* **What the exercise asks**
Look for "Spacing" in the listing below. Gather each line that contains it.

* **Excerpted records**
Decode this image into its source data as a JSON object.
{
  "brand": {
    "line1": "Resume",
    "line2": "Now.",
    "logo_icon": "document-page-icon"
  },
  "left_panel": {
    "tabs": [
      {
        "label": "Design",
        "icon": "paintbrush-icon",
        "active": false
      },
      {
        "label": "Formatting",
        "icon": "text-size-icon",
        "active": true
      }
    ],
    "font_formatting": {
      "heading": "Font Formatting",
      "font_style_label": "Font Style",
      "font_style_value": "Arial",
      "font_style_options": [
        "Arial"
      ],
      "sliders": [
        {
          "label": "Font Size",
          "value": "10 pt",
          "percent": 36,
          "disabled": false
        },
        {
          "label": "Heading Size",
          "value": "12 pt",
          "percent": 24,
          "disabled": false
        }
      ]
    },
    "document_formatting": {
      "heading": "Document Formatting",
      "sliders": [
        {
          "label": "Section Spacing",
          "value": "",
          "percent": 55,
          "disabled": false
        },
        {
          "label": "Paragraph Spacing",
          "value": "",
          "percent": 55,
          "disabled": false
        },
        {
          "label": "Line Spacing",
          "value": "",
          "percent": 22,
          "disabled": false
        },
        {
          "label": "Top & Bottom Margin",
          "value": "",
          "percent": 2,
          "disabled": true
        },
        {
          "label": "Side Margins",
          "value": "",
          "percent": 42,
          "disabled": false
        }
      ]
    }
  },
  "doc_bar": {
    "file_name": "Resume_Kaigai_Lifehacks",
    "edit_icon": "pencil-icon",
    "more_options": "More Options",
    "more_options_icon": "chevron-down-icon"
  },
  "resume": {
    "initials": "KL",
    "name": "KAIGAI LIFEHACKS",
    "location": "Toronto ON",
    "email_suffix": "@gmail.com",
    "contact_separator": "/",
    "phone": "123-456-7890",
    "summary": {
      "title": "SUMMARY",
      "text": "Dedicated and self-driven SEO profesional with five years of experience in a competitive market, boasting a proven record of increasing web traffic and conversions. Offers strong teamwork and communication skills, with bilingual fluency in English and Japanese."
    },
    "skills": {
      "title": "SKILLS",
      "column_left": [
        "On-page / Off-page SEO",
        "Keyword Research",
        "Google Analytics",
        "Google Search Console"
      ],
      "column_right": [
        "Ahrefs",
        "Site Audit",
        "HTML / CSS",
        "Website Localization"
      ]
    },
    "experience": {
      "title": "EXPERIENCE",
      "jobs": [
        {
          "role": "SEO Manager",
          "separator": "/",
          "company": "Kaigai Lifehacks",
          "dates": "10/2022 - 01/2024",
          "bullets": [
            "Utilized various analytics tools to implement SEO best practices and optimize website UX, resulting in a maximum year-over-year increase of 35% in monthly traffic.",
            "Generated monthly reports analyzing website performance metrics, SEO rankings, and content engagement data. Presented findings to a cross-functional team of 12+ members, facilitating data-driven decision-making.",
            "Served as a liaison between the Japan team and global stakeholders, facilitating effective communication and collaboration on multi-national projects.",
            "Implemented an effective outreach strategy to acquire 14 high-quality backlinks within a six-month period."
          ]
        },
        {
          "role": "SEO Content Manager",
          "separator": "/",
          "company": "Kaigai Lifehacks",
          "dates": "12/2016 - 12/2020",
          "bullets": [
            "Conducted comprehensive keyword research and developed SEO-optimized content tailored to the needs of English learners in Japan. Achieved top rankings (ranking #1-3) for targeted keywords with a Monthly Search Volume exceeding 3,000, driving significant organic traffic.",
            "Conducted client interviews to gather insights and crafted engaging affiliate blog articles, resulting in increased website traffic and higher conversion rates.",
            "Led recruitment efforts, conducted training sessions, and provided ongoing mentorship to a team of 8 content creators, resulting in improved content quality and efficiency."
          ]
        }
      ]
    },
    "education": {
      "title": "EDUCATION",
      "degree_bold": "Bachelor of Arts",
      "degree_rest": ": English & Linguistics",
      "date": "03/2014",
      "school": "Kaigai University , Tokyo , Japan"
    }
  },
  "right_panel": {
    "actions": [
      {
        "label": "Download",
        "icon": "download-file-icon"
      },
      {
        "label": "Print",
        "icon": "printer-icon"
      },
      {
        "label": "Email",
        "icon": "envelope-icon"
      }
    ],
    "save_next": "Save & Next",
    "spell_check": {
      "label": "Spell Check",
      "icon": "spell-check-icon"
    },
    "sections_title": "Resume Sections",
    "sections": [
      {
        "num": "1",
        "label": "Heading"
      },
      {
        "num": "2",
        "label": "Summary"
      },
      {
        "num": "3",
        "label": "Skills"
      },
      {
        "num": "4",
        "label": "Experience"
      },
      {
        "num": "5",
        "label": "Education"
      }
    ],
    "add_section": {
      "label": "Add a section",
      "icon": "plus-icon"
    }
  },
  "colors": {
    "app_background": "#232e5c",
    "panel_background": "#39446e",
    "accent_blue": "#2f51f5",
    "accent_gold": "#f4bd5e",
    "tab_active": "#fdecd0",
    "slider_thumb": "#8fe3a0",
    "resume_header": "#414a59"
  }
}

* **Written answer**
          "label": "Section Spacing",
          "label": "Paragraph Spacing",
          "label": "Line Spacing",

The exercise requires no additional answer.